Requirements :: Search the listing below for the string "CHANCES" and show each line that contains it.

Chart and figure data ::

* * * * *

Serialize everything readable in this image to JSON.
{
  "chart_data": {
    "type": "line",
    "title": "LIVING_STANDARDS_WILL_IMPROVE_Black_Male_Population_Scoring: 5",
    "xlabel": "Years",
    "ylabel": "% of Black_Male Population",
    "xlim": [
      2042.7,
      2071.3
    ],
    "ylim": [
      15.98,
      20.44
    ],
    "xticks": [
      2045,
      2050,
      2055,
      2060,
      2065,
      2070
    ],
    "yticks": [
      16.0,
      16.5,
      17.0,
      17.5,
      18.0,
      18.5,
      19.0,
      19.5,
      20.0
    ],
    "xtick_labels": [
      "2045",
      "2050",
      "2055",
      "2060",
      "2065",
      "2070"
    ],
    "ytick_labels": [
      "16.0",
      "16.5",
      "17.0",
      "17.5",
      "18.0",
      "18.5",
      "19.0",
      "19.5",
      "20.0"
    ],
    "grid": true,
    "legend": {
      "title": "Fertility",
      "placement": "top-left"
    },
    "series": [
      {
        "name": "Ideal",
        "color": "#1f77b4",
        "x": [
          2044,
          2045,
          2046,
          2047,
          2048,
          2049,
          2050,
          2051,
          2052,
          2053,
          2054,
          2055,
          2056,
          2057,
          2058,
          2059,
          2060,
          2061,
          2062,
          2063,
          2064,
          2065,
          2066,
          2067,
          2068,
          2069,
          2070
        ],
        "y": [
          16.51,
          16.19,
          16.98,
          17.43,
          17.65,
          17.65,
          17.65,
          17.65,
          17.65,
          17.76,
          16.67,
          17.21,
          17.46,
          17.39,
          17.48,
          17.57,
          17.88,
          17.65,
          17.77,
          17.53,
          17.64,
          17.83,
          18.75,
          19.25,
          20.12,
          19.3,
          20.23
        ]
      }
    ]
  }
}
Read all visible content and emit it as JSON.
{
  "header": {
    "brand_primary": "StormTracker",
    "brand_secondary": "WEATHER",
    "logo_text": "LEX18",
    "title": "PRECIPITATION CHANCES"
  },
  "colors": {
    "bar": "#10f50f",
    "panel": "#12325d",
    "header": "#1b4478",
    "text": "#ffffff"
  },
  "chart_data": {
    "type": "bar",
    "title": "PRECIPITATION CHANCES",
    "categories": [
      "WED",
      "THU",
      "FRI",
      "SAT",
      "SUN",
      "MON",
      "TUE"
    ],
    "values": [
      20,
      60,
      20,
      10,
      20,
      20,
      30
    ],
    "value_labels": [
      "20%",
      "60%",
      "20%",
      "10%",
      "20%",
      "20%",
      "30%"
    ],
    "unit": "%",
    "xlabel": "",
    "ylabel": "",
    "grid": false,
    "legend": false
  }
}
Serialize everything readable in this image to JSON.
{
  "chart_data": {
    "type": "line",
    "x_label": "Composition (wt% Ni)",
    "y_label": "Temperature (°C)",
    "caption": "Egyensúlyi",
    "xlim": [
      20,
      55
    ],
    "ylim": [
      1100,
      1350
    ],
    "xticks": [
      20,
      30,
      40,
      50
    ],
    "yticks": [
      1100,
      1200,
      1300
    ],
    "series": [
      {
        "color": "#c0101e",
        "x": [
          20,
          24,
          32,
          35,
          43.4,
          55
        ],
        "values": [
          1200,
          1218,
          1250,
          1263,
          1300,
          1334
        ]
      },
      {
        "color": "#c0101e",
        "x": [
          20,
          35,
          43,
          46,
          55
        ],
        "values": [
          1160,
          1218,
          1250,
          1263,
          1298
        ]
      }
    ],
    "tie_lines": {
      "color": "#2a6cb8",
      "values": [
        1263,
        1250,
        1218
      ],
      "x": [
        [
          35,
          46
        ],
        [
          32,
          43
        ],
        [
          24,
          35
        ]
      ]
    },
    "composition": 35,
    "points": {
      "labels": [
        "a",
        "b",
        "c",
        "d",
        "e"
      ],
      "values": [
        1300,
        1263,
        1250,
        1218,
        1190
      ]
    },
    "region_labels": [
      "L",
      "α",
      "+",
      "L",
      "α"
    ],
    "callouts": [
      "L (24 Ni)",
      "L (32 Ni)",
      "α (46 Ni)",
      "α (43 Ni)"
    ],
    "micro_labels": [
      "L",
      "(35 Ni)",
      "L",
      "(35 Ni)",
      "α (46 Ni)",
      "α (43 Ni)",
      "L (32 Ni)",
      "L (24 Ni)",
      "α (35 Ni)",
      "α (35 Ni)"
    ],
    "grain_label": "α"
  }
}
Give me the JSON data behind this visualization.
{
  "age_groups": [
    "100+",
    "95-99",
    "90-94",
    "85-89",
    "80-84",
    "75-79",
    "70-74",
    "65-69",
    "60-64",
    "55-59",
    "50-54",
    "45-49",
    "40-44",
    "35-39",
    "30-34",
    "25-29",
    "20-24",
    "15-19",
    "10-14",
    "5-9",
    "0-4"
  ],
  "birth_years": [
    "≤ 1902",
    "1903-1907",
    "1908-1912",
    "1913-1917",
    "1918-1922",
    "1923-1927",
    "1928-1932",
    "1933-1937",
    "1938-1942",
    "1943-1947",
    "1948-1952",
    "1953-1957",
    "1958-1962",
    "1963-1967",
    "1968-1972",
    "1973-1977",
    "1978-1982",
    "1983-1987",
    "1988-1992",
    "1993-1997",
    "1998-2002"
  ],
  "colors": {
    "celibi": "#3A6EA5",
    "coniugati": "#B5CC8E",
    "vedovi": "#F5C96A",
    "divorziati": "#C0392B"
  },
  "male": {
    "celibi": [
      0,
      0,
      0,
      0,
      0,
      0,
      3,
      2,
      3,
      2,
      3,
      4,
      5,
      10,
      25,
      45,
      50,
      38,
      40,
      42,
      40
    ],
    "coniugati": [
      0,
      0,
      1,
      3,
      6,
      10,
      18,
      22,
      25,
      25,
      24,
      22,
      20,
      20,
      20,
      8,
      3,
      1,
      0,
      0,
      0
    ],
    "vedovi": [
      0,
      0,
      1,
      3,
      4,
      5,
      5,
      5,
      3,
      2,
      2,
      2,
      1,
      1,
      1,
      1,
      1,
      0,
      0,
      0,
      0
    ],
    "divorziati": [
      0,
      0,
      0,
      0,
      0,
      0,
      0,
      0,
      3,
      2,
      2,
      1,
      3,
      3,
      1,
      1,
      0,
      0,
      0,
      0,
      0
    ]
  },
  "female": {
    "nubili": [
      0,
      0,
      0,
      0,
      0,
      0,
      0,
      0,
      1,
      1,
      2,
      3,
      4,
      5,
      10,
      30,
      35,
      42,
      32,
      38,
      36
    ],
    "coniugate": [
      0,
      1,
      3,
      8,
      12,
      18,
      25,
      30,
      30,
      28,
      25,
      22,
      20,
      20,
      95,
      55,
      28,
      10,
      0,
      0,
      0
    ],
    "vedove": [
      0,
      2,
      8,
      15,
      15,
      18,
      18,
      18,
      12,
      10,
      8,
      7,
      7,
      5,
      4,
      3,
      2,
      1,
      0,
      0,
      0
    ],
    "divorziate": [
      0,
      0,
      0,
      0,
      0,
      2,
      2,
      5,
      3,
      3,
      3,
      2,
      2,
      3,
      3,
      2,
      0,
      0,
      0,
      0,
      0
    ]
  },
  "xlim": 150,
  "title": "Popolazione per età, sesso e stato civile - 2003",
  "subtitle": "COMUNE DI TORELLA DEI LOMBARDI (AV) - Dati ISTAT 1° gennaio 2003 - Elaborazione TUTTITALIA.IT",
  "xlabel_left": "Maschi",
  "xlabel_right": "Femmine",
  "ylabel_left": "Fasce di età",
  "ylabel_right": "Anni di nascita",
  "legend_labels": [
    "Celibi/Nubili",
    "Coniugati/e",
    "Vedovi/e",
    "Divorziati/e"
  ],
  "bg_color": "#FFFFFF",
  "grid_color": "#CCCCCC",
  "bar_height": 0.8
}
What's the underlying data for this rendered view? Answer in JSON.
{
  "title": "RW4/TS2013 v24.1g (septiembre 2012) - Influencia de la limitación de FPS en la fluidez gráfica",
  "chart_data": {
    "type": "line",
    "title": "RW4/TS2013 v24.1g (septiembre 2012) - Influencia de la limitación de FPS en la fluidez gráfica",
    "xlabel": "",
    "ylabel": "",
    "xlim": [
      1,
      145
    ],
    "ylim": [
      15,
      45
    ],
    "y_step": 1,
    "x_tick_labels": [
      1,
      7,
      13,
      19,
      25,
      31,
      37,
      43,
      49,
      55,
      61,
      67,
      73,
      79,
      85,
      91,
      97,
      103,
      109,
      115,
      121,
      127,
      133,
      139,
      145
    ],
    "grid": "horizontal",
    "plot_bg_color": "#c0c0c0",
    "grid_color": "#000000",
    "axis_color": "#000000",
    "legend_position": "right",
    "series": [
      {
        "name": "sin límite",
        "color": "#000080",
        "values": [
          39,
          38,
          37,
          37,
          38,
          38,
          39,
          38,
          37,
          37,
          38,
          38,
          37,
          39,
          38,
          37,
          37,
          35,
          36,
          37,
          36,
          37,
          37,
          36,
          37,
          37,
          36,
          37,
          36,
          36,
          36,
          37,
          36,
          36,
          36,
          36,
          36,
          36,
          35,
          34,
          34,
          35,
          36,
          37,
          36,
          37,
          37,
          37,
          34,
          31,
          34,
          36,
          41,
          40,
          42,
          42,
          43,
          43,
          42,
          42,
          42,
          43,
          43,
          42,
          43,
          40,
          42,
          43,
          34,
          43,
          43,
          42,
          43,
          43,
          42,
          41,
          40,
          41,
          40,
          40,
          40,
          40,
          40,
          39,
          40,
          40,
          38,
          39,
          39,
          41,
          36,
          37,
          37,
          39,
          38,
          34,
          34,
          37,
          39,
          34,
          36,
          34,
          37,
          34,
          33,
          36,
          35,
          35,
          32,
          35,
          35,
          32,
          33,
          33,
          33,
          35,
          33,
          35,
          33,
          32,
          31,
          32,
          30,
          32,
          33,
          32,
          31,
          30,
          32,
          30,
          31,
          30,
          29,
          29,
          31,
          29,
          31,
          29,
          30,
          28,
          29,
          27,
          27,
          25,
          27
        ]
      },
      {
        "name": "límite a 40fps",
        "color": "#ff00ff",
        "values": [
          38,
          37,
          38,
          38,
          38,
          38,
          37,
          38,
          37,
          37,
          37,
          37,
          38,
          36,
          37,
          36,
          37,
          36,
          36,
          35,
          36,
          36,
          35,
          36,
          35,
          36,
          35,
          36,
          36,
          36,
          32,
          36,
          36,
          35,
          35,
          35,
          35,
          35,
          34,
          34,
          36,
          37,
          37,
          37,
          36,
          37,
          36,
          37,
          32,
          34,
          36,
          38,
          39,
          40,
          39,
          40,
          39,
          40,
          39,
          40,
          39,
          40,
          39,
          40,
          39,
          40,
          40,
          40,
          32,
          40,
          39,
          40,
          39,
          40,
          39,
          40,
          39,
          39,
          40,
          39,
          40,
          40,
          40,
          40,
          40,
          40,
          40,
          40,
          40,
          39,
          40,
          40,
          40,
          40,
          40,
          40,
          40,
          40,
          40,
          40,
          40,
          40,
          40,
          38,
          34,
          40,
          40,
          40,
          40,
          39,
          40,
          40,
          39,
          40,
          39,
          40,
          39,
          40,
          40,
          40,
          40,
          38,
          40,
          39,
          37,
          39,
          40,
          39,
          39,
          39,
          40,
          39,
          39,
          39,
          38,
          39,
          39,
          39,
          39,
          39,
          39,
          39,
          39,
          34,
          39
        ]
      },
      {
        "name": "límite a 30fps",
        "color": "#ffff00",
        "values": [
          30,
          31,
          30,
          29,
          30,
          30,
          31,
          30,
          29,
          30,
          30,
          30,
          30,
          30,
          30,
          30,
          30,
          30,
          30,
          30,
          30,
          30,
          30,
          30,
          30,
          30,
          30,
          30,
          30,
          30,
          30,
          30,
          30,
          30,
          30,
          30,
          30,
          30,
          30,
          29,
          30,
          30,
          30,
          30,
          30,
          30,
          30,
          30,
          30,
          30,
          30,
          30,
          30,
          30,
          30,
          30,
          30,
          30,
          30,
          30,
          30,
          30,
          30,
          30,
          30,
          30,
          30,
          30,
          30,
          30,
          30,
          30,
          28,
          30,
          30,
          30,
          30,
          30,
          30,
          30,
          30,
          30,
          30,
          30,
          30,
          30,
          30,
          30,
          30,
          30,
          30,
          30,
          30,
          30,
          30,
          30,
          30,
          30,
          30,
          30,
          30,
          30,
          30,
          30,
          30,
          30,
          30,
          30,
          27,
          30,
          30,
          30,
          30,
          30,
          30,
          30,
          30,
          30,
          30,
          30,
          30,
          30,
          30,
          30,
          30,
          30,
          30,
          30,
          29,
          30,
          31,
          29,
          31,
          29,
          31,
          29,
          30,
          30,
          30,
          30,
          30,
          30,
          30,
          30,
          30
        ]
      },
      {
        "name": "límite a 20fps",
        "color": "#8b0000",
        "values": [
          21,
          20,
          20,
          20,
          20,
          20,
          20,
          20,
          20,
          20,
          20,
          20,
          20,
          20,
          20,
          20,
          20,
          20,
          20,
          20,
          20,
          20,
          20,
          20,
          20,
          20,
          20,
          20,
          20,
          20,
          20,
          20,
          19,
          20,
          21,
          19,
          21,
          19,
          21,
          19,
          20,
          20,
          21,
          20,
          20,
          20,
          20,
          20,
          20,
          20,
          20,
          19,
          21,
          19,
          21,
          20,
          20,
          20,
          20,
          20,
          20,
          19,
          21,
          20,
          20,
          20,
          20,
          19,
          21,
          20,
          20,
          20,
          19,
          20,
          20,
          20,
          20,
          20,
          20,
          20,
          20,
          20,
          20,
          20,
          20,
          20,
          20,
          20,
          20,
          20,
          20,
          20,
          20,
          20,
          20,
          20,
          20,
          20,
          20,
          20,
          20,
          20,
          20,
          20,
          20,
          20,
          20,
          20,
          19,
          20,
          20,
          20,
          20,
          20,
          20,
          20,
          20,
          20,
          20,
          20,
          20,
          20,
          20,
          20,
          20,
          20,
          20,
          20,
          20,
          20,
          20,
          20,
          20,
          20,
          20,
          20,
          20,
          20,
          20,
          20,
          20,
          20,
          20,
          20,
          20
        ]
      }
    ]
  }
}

* * * * *

Answer to this task ::
    "title": "PRECIPITATION CHANCES"
    "title": "PRECIPITATION CHANCES",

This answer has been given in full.